■ **Entries provided**
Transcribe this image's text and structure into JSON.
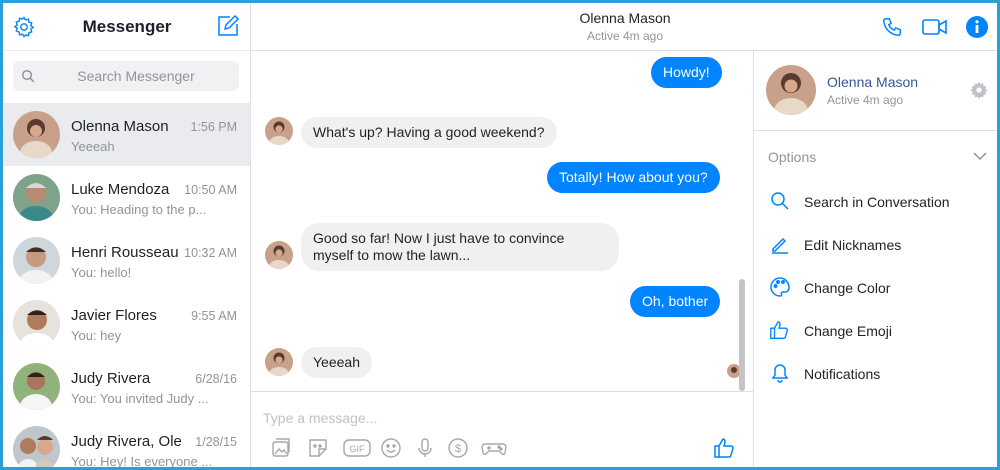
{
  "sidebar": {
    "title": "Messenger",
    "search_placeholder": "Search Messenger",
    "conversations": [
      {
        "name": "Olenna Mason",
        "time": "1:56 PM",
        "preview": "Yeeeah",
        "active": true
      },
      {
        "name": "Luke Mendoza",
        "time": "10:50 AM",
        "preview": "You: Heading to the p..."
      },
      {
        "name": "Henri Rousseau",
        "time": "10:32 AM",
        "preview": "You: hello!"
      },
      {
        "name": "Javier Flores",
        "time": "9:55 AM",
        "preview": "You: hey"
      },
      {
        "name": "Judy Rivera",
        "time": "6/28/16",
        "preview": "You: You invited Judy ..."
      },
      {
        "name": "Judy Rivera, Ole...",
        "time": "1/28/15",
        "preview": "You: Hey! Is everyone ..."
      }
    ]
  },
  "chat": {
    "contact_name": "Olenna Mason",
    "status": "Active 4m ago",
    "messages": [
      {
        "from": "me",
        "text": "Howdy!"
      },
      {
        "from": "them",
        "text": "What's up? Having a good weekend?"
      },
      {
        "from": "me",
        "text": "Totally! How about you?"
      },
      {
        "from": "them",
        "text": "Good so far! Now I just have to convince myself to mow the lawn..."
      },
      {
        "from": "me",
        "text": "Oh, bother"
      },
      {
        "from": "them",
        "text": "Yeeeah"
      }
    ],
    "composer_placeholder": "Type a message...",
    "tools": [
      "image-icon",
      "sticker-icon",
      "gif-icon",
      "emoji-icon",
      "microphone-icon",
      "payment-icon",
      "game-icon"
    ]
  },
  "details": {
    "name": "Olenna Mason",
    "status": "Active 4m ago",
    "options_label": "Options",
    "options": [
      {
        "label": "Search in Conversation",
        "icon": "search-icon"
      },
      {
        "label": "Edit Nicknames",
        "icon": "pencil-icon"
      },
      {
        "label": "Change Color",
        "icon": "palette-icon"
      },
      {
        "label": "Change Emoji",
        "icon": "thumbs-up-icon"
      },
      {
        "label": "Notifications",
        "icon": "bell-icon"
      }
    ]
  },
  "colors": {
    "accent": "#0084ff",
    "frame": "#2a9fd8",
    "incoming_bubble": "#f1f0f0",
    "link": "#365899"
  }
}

■ **Challenge**
Leave the pictures out and reproduce each record exactly as written.

■ **Correct response**
Transcribe this image's text and structure into JSON.
{
  "sidebar": {
    "title": "Messenger",
    "search_placeholder": "Search Messenger",
    "conversations": [
      {
        "name": "Olenna Mason",
        "time": "1:56 PM",
        "preview": "Yeeeah",
        "active": true
      },
      {
        "name": "Luke Mendoza",
        "time": "10:50 AM",
        "preview": "You: Heading to the p..."
      },
      {
        "name": "Henri Rousseau",
        "time": "10:32 AM",
        "preview": "You: hello!"
      },
      {
        "name": "Javier Flores",
        "time": "9:55 AM",
        "preview": "You: hey"
      },
      {
        "name": "Judy Rivera",
        "time": "6/28/16",
        "preview": "You: You invited Judy ..."
      },
      {
        "name": "Judy Rivera, Ole...",
        "time": "1/28/15",
        "preview": "You: Hey! Is everyone ..."
      }
    ]
  },
  "chat": {
    "contact_name": "Olenna Mason",
    "status": "Active 4m ago",
    "messages": [
      {
        "from": "me",
        "text": "Howdy!"
      },
      {
        "from": "them",
        "text": "What's up? Having a good weekend?"
      },
      {
        "from": "me",
        "text": "Totally! How about you?"
      },
      {
        "from": "them",
        "text": "Good so far! Now I just have to convince myself to mow the lawn..."
      },
      {
        "from": "me",
        "text": "Oh, bother"
      },
      {
        "from": "them",
        "text": "Yeeeah"
      }
    ],
    "composer_placeholder": "Type a message...",
    "tools": [
      "image-icon",
      "sticker-icon",
      "gif-icon",
      "emoji-icon",
      "microphone-icon",
      "payment-icon",
      "game-icon"
    ]
  },
  "details": {
    "name": "Olenna Mason",
    "status": "Active 4m ago",
    "options_label": "Options",
    "options": [
      {
        "label": "Search in Conversation",
        "icon": "search-icon"
      },
      {
        "label": "Edit Nicknames",
        "icon": "pencil-icon"
      },
      {
        "label": "Change Color",
        "icon": "palette-icon"
      },
      {
        "label": "Change Emoji",
        "icon": "thumbs-up-icon"
      },
      {
        "label": "Notifications",
        "icon": "bell-icon"
      }
    ]
  },
  "colors": {
    "accent": "#0084ff",
    "frame": "#2a9fd8",
    "incoming_bubble": "#f1f0f0",
    "link": "#365899"
  }
}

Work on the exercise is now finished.